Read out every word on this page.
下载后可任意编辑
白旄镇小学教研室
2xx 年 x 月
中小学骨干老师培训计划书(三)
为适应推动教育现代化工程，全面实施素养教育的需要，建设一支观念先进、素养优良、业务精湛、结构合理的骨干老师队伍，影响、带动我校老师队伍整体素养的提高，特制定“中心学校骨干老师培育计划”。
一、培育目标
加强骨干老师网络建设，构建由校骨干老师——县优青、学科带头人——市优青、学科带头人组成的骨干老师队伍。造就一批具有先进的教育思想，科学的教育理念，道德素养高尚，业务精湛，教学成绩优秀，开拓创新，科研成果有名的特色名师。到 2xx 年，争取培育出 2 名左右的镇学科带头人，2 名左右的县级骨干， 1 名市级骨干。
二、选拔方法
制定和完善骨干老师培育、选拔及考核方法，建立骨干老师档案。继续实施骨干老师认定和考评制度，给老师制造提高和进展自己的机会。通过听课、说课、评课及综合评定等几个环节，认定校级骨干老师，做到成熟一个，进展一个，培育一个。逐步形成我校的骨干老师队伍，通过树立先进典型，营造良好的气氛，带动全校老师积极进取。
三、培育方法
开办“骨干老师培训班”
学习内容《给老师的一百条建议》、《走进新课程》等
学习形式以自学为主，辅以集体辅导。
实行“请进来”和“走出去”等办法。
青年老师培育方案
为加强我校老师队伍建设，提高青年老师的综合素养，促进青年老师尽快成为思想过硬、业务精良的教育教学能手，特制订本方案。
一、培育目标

+ + + + + + +

*Stated problem*
Find each line that has the word "业务精湛", then copy it out.

*Exercise output*
为适应推动教育现代化工程，全面实施素养教育的需要，建设一支观念先进、素养优良、业务精湛、结构合理的骨干老师队伍，影响、带动我校老师队伍整体素养的提高，特制定“中心学校骨干老师培育计划”。
加强骨干老师网络建设，构建由校骨干老师——县优青、学科带头人——市优青、学科带头人组成的骨干老师队伍。造就一批具有先进的教育思想，科学的教育理念，道德素养高尚，业务精湛，教学成绩优秀，开拓创新，科研成果有名的特色名师。到 2xx 年，争取培育出 2 名左右的镇学科带头人，2 名左右的县级骨干， 1 名市级骨干。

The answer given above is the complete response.